Dataset items
┄┄┄┄┄┄

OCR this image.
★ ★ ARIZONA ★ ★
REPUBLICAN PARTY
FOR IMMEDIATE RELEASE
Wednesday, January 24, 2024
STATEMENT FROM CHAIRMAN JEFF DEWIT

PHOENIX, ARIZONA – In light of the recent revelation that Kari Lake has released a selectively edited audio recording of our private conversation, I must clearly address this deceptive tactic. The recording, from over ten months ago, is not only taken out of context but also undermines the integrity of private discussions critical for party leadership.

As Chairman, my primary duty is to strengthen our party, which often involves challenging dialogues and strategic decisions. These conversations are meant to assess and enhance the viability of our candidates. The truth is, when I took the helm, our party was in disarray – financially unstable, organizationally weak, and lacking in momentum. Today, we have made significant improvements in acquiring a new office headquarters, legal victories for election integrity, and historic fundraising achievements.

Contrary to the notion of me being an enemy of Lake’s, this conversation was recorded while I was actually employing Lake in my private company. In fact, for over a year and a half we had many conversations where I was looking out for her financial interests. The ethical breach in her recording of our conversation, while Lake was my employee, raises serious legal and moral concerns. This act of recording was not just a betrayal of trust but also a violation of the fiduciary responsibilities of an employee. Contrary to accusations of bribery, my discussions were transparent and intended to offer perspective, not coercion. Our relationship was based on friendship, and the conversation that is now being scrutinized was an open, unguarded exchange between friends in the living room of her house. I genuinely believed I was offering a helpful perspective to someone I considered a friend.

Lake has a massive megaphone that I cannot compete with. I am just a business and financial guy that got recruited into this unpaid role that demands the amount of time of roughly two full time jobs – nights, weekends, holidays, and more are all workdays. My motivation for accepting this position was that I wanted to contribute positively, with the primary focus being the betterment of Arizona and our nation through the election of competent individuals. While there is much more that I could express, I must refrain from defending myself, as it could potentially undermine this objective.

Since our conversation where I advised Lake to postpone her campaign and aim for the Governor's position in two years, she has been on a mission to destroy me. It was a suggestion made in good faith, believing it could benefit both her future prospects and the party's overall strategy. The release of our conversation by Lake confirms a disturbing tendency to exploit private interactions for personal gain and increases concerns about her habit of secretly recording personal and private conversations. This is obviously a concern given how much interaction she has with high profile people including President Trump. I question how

┄┄┄┄┄┄

Set down the entries above again, word for word.

Answer to the exercise
OCR this image.
★ ★ ARIZONA ★ ★
REPUBLICAN PARTY
FOR IMMEDIATE RELEASE
Wednesday, January 24, 2024
STATEMENT FROM CHAIRMAN JEFF DEWIT

PHOENIX, ARIZONA – In light of the recent revelation that Kari Lake has released a selectively edited audio recording of our private conversation, I must clearly address this deceptive tactic. The recording, from over ten months ago, is not only taken out of context but also undermines the integrity of private discussions critical for party leadership.

As Chairman, my primary duty is to strengthen our party, which often involves challenging dialogues and strategic decisions. These conversations are meant to assess and enhance the viability of our candidates. The truth is, when I took the helm, our party was in disarray – financially unstable, organizationally weak, and lacking in momentum. Today, we have made significant improvements in acquiring a new office headquarters, legal victories for election integrity, and historic fundraising achievements.

Contrary to the notion of me being an enemy of Lake’s, this conversation was recorded while I was actually employing Lake in my private company. In fact, for over a year and a half we had many conversations where I was looking out for her financial interests. The ethical breach in her recording of our conversation, while Lake was my employee, raises serious legal and moral concerns. This act of recording was not just a betrayal of trust but also a violation of the fiduciary responsibilities of an employee. Contrary to accusations of bribery, my discussions were transparent and intended to offer perspective, not coercion. Our relationship was based on friendship, and the conversation that is now being scrutinized was an open, unguarded exchange between friends in the living room of her house. I genuinely believed I was offering a helpful perspective to someone I considered a friend.

Lake has a massive megaphone that I cannot compete with. I am just a business and financial guy that got recruited into this unpaid role that demands the amount of time of roughly two full time jobs – nights, weekends, holidays, and more are all workdays. My motivation for accepting this position was that I wanted to contribute positively, with the primary focus being the betterment of Arizona and our nation through the election of competent individuals. While there is much more that I could express, I must refrain from defending myself, as it could potentially undermine this objective.

Since our conversation where I advised Lake to postpone her campaign and aim for the Governor's position in two years, she has been on a mission to destroy me. It was a suggestion made in good faith, believing it could benefit both her future prospects and the party's overall strategy. The release of our conversation by Lake confirms a disturbing tendency to exploit private interactions for personal gain and increases concerns about her habit of secretly recording personal and private conversations. This is obviously a concern given how much interaction she has with high profile people including President Trump. I question how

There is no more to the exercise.